* [DOCUMENT EXTRACT]
-- START --
Glazebrook railway station serves the villages in the civil parish of Rixton-with-Glazebrook in the Warrington unitary authority in the ceremonial county of Cheshire, England. The station, and all trains serving it, are operated by Northern Trains. The station is  west of Manchester Oxford Road on the Manchester to Liverpool Line.

History

Glazebrook station was formerly located between two junctions, Glazebrook West for the Wigan Junction Railways to Wigan Central and St Helens Central (GCR), services to those stations ceasing in 1952 (St Helen's Central) and 1964 (Wigan Central); and Glazebrook East Junction for the line to Stockport Tiviot Dale via Skelton Junction, passenger services to there also ceased in 1964. East of Glazebrook there is the only passing loop east of Warrington, used regularly for late running fast trains to pass local services.
-- END --
* [RECORD EXTRACTS]
-- START --
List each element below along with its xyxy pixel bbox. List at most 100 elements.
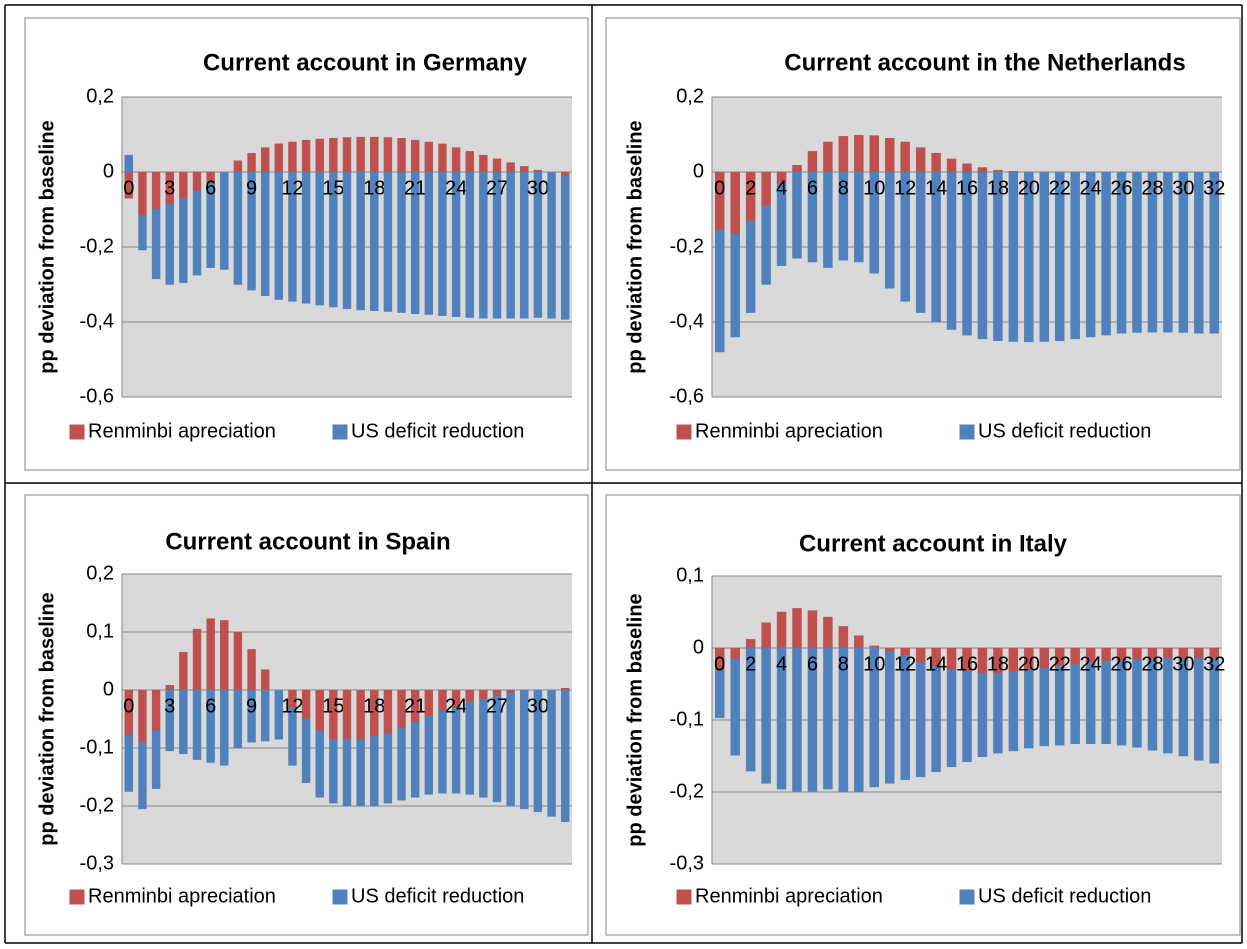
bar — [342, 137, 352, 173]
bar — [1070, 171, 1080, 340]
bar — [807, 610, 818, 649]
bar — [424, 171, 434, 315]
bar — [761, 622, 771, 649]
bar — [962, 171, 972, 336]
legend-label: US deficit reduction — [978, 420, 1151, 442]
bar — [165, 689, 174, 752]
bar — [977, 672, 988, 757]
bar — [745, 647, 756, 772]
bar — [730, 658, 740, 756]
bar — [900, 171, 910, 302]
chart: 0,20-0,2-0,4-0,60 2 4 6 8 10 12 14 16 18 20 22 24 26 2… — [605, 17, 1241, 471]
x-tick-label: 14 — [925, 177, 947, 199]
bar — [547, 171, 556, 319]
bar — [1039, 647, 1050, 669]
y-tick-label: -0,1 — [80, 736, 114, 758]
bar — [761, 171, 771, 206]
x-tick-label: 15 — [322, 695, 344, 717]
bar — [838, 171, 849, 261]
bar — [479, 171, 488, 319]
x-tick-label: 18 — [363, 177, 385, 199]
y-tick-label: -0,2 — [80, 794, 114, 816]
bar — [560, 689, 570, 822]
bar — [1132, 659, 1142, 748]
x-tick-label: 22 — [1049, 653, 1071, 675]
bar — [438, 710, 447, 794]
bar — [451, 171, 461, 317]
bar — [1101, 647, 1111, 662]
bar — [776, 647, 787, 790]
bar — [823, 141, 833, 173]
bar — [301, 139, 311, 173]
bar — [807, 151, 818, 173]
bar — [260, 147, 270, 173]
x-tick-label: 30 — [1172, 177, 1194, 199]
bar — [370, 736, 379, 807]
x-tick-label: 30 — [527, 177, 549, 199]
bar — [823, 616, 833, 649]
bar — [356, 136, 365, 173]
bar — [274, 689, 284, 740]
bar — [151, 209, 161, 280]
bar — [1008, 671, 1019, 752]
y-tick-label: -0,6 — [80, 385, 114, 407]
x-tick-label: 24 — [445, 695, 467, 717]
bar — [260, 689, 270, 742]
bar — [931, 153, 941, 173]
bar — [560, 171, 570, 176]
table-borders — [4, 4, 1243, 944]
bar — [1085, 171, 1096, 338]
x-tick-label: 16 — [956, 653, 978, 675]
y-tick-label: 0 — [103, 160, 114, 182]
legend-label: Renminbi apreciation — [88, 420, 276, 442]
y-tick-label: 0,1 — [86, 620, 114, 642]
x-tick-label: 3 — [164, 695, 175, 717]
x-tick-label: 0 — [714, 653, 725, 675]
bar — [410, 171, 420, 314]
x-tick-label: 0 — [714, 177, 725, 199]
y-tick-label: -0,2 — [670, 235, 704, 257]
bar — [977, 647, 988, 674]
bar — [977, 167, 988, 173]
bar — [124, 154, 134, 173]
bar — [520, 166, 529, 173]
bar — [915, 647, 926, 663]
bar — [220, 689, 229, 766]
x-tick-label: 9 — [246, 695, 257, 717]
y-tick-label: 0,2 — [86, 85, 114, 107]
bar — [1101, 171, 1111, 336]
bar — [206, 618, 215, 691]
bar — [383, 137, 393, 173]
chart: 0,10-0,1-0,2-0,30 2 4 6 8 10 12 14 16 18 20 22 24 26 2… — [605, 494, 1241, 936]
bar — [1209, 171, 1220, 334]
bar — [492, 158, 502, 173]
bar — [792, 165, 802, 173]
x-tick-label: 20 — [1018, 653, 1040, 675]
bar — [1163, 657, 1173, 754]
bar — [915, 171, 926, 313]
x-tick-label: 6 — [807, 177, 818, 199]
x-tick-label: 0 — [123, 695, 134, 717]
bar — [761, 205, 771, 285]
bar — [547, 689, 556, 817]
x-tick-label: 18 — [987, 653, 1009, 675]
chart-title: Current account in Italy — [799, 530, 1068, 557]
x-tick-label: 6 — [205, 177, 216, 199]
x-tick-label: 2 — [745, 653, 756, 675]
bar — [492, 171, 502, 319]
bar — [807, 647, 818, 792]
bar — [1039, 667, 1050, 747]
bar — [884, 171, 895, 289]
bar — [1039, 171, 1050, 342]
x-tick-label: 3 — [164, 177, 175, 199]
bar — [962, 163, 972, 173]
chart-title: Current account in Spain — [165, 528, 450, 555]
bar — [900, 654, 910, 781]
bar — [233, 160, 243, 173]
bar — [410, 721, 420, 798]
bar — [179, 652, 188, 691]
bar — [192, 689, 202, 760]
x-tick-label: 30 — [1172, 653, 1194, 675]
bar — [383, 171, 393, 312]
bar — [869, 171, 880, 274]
-- END --
* [EXERCISE OBJECTIVE] Using the Glazebrook station text, explain what the passing loop east of Glazebrook is regularly used for. Rely only on the text about Glazebrook railway station.

* [SOLVED PROBLEM] The passing loop east of Glazebrook, the only one east of Warrington, is regularly used so that late-running fast trains can pass local services.